• _TASK STATEMENT_
What follows is a set of records, each of which is to be written out exactly.
^^^^
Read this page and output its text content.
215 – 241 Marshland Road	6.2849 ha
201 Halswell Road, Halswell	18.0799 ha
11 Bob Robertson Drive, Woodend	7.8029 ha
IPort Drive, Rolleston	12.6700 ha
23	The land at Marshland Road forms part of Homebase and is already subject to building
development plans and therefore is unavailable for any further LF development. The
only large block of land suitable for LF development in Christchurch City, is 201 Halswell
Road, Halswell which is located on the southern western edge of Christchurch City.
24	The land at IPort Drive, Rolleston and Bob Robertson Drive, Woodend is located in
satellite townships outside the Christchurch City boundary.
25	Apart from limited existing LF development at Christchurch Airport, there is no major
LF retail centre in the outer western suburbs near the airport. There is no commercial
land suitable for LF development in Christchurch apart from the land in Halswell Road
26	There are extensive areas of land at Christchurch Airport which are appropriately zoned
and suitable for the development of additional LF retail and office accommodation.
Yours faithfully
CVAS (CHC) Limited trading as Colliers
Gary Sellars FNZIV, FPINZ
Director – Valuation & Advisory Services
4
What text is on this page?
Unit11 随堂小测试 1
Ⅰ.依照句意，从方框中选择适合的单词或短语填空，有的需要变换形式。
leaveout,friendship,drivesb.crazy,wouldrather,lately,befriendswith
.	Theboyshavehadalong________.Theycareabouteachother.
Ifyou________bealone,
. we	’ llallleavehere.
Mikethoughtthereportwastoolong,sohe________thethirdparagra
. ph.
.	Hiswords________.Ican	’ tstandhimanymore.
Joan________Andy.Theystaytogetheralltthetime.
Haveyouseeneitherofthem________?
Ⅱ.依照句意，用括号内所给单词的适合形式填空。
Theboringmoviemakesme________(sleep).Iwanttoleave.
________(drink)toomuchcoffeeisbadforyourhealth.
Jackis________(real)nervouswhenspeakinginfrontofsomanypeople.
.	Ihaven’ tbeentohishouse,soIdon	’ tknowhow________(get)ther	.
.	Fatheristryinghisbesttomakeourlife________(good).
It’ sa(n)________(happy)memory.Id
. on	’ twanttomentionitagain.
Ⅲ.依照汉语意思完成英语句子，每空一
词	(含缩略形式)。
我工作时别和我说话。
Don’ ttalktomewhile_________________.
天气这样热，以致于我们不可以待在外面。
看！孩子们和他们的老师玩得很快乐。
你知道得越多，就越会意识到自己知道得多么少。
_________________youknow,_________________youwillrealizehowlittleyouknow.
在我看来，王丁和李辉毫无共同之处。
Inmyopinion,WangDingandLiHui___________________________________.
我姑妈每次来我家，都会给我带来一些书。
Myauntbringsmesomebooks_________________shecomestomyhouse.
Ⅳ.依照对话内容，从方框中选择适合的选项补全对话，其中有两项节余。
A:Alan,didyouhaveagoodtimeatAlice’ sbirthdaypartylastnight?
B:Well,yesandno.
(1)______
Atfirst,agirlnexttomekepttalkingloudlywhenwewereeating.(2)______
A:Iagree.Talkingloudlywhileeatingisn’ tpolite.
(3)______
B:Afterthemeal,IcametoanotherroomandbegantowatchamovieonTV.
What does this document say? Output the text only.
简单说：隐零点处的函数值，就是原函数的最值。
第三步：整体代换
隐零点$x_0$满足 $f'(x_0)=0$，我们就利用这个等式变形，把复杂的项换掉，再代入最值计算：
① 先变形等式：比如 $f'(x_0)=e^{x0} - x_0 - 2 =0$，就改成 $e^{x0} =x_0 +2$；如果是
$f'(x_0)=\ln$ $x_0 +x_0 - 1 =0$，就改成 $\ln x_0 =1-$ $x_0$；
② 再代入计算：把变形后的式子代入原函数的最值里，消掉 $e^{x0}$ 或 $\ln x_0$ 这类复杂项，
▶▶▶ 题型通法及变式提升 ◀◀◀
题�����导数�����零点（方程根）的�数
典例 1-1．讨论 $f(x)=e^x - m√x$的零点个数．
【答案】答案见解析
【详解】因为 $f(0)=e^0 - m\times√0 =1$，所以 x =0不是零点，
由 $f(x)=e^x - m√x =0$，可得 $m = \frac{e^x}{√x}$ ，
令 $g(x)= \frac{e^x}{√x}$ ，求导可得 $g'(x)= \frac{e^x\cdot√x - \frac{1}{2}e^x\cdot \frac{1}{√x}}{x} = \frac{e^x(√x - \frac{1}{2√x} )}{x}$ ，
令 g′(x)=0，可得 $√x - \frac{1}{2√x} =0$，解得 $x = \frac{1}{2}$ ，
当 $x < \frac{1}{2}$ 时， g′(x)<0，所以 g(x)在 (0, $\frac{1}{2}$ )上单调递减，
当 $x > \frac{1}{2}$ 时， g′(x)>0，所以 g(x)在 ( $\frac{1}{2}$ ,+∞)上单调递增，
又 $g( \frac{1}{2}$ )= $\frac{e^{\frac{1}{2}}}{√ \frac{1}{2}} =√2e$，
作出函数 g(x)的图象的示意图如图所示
^^^^
• _THE REPLY_
Read this page and output its text content.
215 – 241 Marshland Road	6.2849 ha
201 Halswell Road, Halswell	18.0799 ha
11 Bob Robertson Drive, Woodend	7.8029 ha
IPort Drive, Rolleston	12.6700 ha
23	The land at Marshland Road forms part of Homebase and is already subject to building
development plans and therefore is unavailable for any further LF development. The
only large block of land suitable for LF development in Christchurch City, is 201 Halswell
Road, Halswell which is located on the southern western edge of Christchurch City.
24	The land at IPort Drive, Rolleston and Bob Robertson Drive, Woodend is located in
satellite townships outside the Christchurch City boundary.
25	Apart from limited existing LF development at Christchurch Airport, there is no major
LF retail centre in the outer western suburbs near the airport. There is no commercial
land suitable for LF development in Christchurch apart from the land in Halswell Road
26	There are extensive areas of land at Christchurch Airport which are appropriately zoned
and suitable for the development of additional LF retail and office accommodation.
Yours faithfully
CVAS (CHC) Limited trading as Colliers
Gary Sellars FNZIV, FPINZ
Director – Valuation & Advisory Services
4
What text is on this page?
Unit11 随堂小测试 1
Ⅰ.依照句意，从方框中选择适合的单词或短语填空，有的需要变换形式。
leaveout,friendship,drivesb.crazy,wouldrather,lately,befriendswith
.	Theboyshavehadalong________.Theycareabouteachother.
Ifyou________bealone,
. we	’ llallleavehere.
Mikethoughtthereportwastoolong,sohe________thethirdparagra
. ph.
.	Hiswords________.Ican	’ tstandhimanymore.
Joan________Andy.Theystaytogetheralltthetime.
Haveyouseeneitherofthem________?
Ⅱ.依照句意，用括号内所给单词的适合形式填空。
Theboringmoviemakesme________(sleep).Iwanttoleave.
________(drink)toomuchcoffeeisbadforyourhealth.
Jackis________(real)nervouswhenspeakinginfrontofsomanypeople.
.	Ihaven’ tbeentohishouse,soIdon	’ tknowhow________(get)ther	.
.	Fatheristryinghisbesttomakeourlife________(good).
It’ sa(n)________(happy)memory.Id
. on	’ twanttomentionitagain.
Ⅲ.依照汉语意思完成英语句子，每空一
词	(含缩略形式)。
我工作时别和我说话。
Don’ ttalktomewhile_________________.
天气这样热，以致于我们不可以待在外面。
看！孩子们和他们的老师玩得很快乐。
你知道得越多，就越会意识到自己知道得多么少。
_________________youknow,_________________youwillrealizehowlittleyouknow.
在我看来，王丁和李辉毫无共同之处。
Inmyopinion,WangDingandLiHui___________________________________.
我姑妈每次来我家，都会给我带来一些书。
Myauntbringsmesomebooks_________________shecomestomyhouse.
Ⅳ.依照对话内容，从方框中选择适合的选项补全对话，其中有两项节余。
A:Alan,didyouhaveagoodtimeatAlice’ sbirthdaypartylastnight?
B:Well,yesandno.
(1)______
Atfirst,agirlnexttomekepttalkingloudlywhenwewereeating.(2)______
A:Iagree.Talkingloudlywhileeatingisn’ tpolite.
(3)______
B:Afterthemeal,IcametoanotherroomandbegantowatchamovieonTV.
What does this document say? Output the text only.
简单说：隐零点处的函数值，就是原函数的最值。
第三步：整体代换
隐零点$x_0$满足 $f'(x_0)=0$，我们就利用这个等式变形，把复杂的项换掉，再代入最值计算：
① 先变形等式：比如 $f'(x_0)=e^{x0} - x_0 - 2 =0$，就改成 $e^{x0} =x_0 +2$；如果是
$f'(x_0)=\ln$ $x_0 +x_0 - 1 =0$，就改成 $\ln x_0 =1-$ $x_0$；
② 再代入计算：把变形后的式子代入原函数的最值里，消掉 $e^{x0}$ 或 $\ln x_0$ 这类复杂项，
▶▶▶ 题型通法及变式提升 ◀◀◀
题�����导数�����零点（方程根）的�数
典例 1-1．讨论 $f(x)=e^x - m√x$的零点个数．
【答案】答案见解析
【详解】因为 $f(0)=e^0 - m\times√0 =1$，所以 x =0不是零点，
由 $f(x)=e^x - m√x =0$，可得 $m = \frac{e^x}{√x}$ ，
令 $g(x)= \frac{e^x}{√x}$ ，求导可得 $g'(x)= \frac{e^x\cdot√x - \frac{1}{2}e^x\cdot \frac{1}{√x}}{x} = \frac{e^x(√x - \frac{1}{2√x} )}{x}$ ，
令 g′(x)=0，可得 $√x - \frac{1}{2√x} =0$，解得 $x = \frac{1}{2}$ ，
当 $x < \frac{1}{2}$ 时， g′(x)<0，所以 g(x)在 (0, $\frac{1}{2}$ )上单调递减，
当 $x > \frac{1}{2}$ 时， g′(x)>0，所以 g(x)在 ( $\frac{1}{2}$ ,+∞)上单调递增，
又 $g( \frac{1}{2}$ )= $\frac{e^{\frac{1}{2}}}{√ \frac{1}{2}} =√2e$，
作出函数 g(x)的图象的示意图如图所示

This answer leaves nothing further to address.